### Source document
· · · ·

This week I decided to review Star Wars: Tales from The New Republic, a short story collection edited by Peter Schweighofer and Craig Carey which contains eleven stories.
The first is "Interlude at Darkknell," a four-part novella with parts one and four written by Timothy Zahn and parts three and four written by Michael Stackpole. Corellian Security detective Hal Horn is chasing a thief named Moranda Savich who has fled to the planet Darkknell. But Savich has inadvertently stolen highly classified data intended for delivery to the fledgling Rebel Alliance, data that is so valuable that Armand Isard, the head of Imperial Intelligence, assigns his daughter Ysanne to retrieve it personally. When Horn and Isard form a shaky team, Horn, who has his own personal reasons to wish for the fall of the Empire, must decide if he is willing to risk hindering Isard’s efforts and thus potentially make a very dangerous enemy. Meanwhile, Garm bel Iblis, former Corellian senator and founding member of the leadership of the Rebel Alliance, who is also widely believed to be dead, must race to locate Savich and the stolen data before the Empire does.
The second story is "Jade Solitaire," this time written by Zahn alone. Mara Jade and the crew of the Wild Karrde find themselves kidnapped by Ja Bardrin, a man highly involved in a weapon and ship component manufacturing conglomerate. His daughter Sansia and her yacht have been captured by a pirate known to despise humans, and the dealer wishes for Jade to infiltrate the pirate fortress as a prisoner, then rescue his daughter and retrieve the vessel. But when Mara deduces during her mission that the father might have sent his daughter into a trap, he must decide what to do with the information should they escape.

· · · ·

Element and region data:
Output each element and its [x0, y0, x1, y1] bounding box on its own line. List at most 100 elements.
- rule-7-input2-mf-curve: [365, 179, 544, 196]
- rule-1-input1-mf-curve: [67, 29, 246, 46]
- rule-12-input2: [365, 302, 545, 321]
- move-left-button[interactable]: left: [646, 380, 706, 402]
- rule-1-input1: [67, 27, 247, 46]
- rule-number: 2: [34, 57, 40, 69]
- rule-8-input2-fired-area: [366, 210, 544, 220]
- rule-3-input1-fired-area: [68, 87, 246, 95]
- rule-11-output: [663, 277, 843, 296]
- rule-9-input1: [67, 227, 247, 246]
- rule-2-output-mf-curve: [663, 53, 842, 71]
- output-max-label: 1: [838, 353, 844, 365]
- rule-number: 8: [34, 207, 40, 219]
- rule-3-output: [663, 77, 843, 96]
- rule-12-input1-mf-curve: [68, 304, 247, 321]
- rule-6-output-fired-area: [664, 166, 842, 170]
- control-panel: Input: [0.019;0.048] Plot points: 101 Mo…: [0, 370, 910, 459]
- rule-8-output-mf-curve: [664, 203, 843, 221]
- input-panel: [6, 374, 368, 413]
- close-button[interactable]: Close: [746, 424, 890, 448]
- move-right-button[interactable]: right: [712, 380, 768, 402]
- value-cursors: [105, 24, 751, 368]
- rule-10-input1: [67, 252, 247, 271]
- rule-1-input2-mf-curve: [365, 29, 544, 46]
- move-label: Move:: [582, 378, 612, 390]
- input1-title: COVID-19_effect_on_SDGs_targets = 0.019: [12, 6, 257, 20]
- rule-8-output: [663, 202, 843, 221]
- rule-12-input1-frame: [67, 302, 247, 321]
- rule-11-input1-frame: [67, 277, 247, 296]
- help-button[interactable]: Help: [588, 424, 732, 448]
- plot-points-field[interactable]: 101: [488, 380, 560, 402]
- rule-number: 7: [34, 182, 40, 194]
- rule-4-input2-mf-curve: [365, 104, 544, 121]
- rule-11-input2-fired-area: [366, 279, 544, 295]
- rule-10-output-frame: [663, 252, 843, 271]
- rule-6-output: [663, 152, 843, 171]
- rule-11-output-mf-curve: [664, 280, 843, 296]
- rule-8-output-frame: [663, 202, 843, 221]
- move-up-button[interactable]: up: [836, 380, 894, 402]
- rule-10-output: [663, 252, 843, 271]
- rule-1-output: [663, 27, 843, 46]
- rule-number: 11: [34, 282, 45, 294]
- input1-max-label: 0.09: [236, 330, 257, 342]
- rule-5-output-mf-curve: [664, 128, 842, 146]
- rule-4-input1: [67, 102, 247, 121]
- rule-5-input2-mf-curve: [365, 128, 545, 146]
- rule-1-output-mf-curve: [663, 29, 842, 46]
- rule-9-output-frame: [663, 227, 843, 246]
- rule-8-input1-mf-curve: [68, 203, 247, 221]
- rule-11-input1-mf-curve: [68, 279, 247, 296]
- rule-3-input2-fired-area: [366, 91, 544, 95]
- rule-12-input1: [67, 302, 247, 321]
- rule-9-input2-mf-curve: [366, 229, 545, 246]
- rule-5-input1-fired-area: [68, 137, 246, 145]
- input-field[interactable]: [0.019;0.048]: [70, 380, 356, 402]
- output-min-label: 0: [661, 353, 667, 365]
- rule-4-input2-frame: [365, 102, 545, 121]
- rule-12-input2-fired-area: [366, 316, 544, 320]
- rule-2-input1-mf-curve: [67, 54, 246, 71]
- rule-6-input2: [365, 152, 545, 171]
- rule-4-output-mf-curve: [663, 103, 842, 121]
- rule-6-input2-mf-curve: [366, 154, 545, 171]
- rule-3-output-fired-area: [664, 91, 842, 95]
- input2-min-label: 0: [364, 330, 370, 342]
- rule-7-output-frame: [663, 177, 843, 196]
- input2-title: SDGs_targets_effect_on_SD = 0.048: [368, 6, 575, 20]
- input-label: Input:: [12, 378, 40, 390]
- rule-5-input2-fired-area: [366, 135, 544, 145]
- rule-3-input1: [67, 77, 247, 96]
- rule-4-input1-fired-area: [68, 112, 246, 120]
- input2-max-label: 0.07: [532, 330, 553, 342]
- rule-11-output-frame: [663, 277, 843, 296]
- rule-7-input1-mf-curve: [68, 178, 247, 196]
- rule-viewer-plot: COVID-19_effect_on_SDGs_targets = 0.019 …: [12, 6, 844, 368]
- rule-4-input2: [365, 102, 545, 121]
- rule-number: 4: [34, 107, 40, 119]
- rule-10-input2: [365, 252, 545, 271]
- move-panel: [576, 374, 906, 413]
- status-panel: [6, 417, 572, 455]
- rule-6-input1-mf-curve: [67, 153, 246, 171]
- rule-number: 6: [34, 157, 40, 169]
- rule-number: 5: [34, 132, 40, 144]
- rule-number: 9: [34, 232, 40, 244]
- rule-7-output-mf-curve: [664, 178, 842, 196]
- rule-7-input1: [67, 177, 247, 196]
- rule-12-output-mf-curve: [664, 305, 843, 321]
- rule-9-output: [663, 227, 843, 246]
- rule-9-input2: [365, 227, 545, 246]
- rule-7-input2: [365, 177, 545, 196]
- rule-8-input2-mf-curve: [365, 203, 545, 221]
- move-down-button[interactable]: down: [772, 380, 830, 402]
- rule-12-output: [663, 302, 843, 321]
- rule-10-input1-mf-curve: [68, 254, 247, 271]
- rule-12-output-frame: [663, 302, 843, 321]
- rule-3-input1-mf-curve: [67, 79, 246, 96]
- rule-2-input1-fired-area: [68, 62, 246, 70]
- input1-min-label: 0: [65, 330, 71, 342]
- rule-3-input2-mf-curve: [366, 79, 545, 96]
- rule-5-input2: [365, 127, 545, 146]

· · · ·

### Given request
Carry on the review of Star Wars: Tales from the New Republic from the point where it stops. The entries are separate material and bear no relation to the review.

### Final answer
Next is "Gathering Shadows" by Kathy Burdette. It is a story focusing in a rebel commando and a rebel-alied mercenary who are stuck in a cell together after being captured. They are struggling to remember and sort out many of the details of their pasts as a side effect of an Imperial mind probe, and this leads to the commando suffering a number of short flashbacks while some of their allies work on a plan to break them out.
Following this is "Hutt and Seek" by Chris Cassidy and Tish Pahl. This one focuses on a ship trying to deliver some dancing girls to a Hutt. But the vessel carrying the dancing girls is intercepted by a slaver vessel en route and is badly damaged. And to make matters all the more complicated, the crew and mercenaries hired to escort the dancers find themselves weaving through an ever more complicated net of plots within plots as they grow closer to their destination.
The next tale is "The Longest Fall" by Patricia A. Jackson. It tells of Imperial Star Destroyer Captain Jovan Vharing as he apologizes to a High Inquisitor for a subordinate’s errors, and includes a few flashbacks to the captain’s past.
After this is "Conflict of Interests" by Laurie Burns, This one is about New Republic agent Selby Jarrad who has been sent to aid a native anti-Imperial uprising on Verkuyl, a world whose governor has begun construction on a new bacta refinery. But soon after her team attends a party at the govenor’s mansion, everything begins to go wrong and the team is captured. And when Selby meets a loyalist agent who tries to explain why the inhabitants of the world are actually better off under the Empire then they were before the Imperials came with the uprising being a kneejerk reaction to recent events in the galaxy and Selby must decide if carrying out her mission is worth the effects it will have on Verkuyl.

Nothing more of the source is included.